> **Given instruction**:
Write out every line of the material as it stands, apart from the pictures.

Collected data entries
— START —
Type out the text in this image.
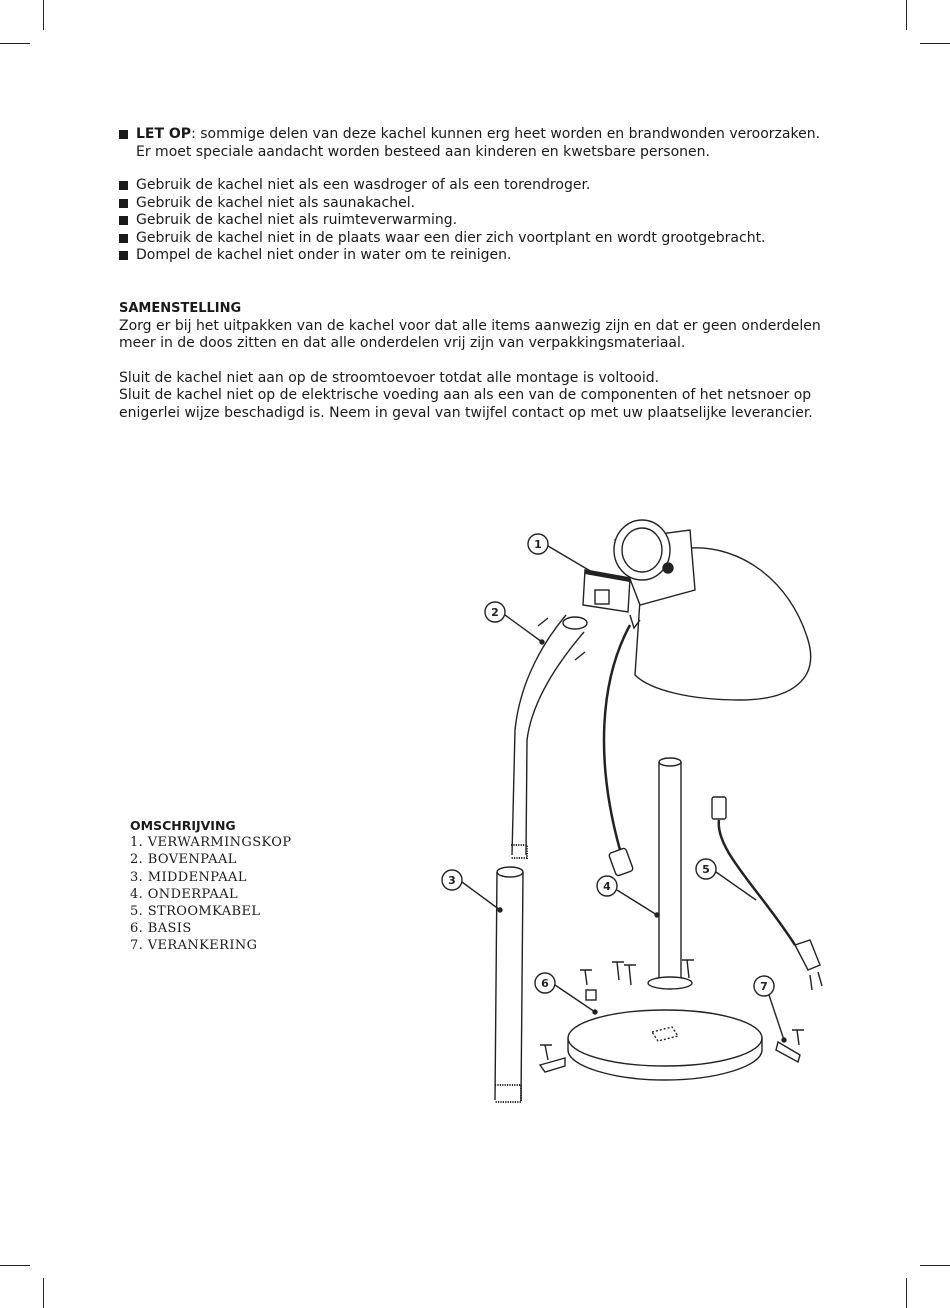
LET OP: sommige delen van deze kachel kunnen erg heet worden en brandwonden veroorzaken.
Er moet speciale aandacht worden besteed aan kinderen en kwetsbare personen.
Gebruik de kachel niet als een wasdroger of als een torendroger.
Gebruik de kachel niet als saunakachel.
Gebruik de kachel niet als ruimteverwarming.
Gebruik de kachel niet in de plaats waar een dier zich voortplant en wordt grootgebracht.
Dompel de kachel niet onder in water om te reinigen.
SAMENSTELLING

Zorg er bij het uitpakken van de kachel voor dat alle items aanwezig zijn en dat er geen onderdelen meer in de doos zitten en dat alle onderdelen vrij zijn van verpakkingsmateriaal.

Sluit de kachel niet aan op de stroomtoevoer totdat alle montage is voltooid.

Sluit de kachel niet op de elektrische voeding aan als een van de componenten of het netsnoer op enigerlei wijze beschadigd is. Neem in geval van twijfel contact op met uw plaatselijke leverancier.

1
2
3	4
5
6	7
OMSCHRIJVING
1. VERWARMINGSKOP
2. BOVENPAAL
3. MIDDENPAAL
4. ONDERPAAL
5. STROOMKABEL
6. BASIS
7. VERANKERING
— END —
> **Problem solution**:
Type out the text in this image.
LET OP: sommige delen van deze kachel kunnen erg heet worden en brandwonden veroorzaken.
Er moet speciale aandacht worden besteed aan kinderen en kwetsbare personen.
Gebruik de kachel niet als een wasdroger of als een torendroger.
Gebruik de kachel niet als saunakachel.
Gebruik de kachel niet als ruimteverwarming.
Gebruik de kachel niet in de plaats waar een dier zich voortplant en wordt grootgebracht.
Dompel de kachel niet onder in water om te reinigen.
SAMENSTELLING

Zorg er bij het uitpakken van de kachel voor dat alle items aanwezig zijn en dat er geen onderdelen meer in de doos zitten en dat alle onderdelen vrij zijn van verpakkingsmateriaal.

Sluit de kachel niet aan op de stroomtoevoer totdat alle montage is voltooid.

Sluit de kachel niet op de elektrische voeding aan als een van de componenten of het netsnoer op enigerlei wijze beschadigd is. Neem in geval van twijfel contact op met uw plaatselijke leverancier.

1
2
3	4
5
6	7
OMSCHRIJVING
1. VERWARMINGSKOP
2. BOVENPAAL
3. MIDDENPAAL
4. ONDERPAAL
5. STROOMKABEL
6. BASIS
7. VERANKERING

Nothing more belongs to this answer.